◆ WORK TASK:
Report each line of the listing that carries the word "由图可知".

◆ DATA FOR ANALYSIS:
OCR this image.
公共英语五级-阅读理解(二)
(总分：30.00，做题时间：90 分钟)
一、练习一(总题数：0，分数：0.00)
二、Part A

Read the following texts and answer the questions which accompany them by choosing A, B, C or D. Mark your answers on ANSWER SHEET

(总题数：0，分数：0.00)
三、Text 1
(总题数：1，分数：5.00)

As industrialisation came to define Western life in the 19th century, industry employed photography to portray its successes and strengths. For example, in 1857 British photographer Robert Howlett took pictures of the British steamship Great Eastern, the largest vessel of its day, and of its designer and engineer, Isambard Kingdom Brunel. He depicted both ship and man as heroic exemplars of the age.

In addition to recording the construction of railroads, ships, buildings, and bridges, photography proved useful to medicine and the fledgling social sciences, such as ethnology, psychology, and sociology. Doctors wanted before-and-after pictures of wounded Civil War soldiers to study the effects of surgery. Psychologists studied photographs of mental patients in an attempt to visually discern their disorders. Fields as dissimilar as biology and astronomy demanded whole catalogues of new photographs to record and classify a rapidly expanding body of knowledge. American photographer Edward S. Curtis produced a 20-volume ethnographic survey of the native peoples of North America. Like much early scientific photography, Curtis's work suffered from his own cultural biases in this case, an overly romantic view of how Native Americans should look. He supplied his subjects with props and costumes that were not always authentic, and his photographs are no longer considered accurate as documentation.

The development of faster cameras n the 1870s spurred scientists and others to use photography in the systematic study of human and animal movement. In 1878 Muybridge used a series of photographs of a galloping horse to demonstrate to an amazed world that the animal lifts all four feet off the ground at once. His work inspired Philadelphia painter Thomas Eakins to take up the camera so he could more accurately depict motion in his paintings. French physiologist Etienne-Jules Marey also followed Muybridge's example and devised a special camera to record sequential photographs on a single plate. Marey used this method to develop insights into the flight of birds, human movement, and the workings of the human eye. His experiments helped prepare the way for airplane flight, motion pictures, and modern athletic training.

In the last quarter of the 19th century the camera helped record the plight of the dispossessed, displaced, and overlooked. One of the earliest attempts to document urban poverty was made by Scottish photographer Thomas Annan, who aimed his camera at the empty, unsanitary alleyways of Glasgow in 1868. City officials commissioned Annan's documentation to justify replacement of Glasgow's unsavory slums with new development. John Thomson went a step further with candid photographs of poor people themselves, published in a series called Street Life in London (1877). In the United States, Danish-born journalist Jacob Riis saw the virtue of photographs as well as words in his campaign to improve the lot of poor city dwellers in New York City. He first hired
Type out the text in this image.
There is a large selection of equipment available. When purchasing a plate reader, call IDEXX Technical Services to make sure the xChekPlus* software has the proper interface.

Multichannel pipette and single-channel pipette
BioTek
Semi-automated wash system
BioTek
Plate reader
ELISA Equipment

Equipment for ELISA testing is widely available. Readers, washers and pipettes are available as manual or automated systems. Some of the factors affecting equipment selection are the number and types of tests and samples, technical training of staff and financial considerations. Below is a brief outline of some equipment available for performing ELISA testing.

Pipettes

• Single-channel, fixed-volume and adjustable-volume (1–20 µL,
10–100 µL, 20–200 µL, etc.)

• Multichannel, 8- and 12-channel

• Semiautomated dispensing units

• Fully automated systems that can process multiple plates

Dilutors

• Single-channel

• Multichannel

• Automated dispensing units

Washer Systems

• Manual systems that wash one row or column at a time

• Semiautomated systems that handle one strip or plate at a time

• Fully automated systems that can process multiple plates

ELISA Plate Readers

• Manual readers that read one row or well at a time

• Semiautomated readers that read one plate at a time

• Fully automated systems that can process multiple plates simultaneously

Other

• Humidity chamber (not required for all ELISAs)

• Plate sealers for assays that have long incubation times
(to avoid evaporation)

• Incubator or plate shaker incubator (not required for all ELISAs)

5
...
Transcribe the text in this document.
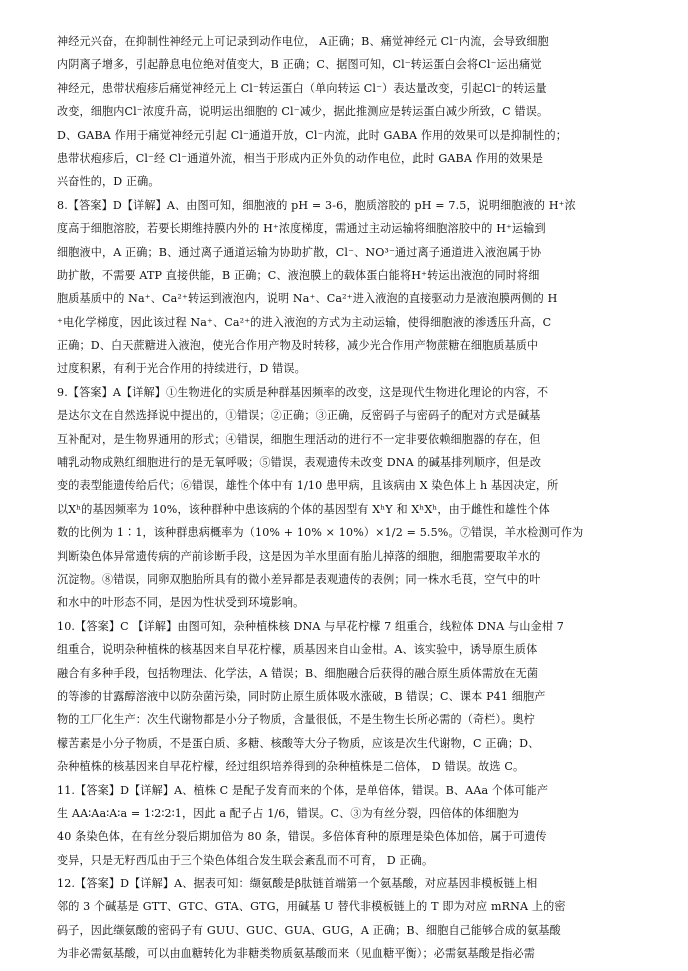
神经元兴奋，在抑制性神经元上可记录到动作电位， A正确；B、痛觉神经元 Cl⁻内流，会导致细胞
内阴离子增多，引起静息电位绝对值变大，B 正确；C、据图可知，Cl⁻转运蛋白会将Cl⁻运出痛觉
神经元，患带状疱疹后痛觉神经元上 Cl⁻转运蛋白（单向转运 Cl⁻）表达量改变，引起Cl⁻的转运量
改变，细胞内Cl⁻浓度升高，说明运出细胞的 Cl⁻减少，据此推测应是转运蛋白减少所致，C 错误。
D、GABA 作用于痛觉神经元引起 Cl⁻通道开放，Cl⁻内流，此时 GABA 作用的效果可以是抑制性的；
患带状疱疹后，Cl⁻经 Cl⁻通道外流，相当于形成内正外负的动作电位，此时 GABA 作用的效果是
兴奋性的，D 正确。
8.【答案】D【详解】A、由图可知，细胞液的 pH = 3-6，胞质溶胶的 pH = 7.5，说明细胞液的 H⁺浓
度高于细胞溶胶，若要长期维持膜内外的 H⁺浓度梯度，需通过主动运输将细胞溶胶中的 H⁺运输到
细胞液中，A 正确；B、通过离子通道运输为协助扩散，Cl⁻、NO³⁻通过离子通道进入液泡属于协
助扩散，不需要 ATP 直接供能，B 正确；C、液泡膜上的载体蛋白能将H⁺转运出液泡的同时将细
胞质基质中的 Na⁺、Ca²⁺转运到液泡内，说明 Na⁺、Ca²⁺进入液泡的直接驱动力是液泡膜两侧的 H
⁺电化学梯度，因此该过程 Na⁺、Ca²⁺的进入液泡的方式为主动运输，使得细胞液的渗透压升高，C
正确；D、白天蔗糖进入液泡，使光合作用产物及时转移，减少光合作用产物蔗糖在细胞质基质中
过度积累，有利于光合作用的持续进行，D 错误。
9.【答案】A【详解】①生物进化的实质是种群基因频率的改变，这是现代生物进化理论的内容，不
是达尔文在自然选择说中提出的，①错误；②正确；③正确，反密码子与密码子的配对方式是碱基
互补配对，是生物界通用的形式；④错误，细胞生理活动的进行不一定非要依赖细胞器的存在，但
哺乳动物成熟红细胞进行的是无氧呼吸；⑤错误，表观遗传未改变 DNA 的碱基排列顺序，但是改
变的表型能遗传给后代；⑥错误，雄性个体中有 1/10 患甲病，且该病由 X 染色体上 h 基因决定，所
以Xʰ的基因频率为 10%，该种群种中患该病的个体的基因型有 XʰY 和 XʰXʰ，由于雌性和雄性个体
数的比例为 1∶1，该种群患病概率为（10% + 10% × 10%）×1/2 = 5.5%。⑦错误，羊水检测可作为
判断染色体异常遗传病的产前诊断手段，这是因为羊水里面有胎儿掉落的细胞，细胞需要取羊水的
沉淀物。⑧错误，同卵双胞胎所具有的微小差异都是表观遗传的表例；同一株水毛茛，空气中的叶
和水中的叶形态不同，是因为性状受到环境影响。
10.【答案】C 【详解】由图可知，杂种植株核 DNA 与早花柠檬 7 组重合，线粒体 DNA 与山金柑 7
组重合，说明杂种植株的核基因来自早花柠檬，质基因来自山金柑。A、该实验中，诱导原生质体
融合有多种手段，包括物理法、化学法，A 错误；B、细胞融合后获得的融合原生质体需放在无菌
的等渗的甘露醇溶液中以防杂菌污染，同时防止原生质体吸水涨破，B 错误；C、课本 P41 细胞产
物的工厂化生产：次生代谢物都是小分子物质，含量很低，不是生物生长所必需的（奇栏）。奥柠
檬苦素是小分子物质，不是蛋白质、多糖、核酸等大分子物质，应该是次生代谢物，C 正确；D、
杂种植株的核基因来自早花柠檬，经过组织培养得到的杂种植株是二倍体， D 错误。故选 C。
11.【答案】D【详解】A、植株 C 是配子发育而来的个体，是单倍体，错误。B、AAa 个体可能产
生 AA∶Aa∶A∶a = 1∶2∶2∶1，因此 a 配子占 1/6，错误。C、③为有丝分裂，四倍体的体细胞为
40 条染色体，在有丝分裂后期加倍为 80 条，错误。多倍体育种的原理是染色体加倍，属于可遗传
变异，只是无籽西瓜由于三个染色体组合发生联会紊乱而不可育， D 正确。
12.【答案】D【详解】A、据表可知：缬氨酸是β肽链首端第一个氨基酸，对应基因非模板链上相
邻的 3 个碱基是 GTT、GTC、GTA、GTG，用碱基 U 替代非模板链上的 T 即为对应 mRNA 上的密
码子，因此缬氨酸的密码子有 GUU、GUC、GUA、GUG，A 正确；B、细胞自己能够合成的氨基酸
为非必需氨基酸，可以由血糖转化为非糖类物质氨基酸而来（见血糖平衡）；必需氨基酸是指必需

◆ RESPONSE BOX:
8.【答案】D【详解】A、由图可知，细胞液的 pH = 3-6，胞质溶胶的 pH = 7.5，说明细胞液的 H⁺浓
10.【答案】C 【详解】由图可知，杂种植株核 DNA 与早花柠檬 7 组重合，线粒体 DNA 与山金柑 7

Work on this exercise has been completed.